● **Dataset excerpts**
———

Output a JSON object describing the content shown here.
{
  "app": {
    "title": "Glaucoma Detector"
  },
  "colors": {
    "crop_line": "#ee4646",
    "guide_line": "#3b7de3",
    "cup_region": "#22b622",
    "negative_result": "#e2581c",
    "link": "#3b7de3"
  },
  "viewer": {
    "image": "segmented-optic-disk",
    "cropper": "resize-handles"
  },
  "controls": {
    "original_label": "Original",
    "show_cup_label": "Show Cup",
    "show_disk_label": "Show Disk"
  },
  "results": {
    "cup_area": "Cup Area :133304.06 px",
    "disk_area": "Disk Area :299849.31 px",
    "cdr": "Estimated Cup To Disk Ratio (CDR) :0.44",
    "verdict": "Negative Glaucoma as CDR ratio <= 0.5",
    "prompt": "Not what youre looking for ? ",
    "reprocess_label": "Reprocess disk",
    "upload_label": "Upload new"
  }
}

———

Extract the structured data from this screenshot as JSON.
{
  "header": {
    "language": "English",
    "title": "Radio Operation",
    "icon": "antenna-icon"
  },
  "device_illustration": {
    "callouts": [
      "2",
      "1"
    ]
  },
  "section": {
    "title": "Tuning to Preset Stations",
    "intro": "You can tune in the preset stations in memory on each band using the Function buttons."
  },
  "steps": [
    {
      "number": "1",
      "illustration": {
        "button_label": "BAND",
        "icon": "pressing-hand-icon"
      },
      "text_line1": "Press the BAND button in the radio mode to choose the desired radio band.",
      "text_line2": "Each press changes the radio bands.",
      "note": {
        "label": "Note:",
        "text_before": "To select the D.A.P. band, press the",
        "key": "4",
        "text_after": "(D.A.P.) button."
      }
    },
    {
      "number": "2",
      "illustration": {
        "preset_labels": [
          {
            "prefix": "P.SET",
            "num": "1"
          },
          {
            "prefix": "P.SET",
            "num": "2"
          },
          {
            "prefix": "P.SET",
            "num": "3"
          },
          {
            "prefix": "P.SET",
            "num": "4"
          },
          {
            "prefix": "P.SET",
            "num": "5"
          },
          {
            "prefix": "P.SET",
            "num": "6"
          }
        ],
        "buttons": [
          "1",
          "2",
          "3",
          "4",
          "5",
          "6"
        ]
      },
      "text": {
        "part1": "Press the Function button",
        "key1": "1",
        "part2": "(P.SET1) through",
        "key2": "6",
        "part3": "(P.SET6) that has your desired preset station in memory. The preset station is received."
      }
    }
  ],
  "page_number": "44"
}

———

● **EXERCISE GOAL**
Scan the listing above. Gather each line that contains the word "buttons".

● **WRITTEN ANSWER**
    "intro": "You can tune in the preset stations in memory on each band using the Function buttons."
        "buttons": [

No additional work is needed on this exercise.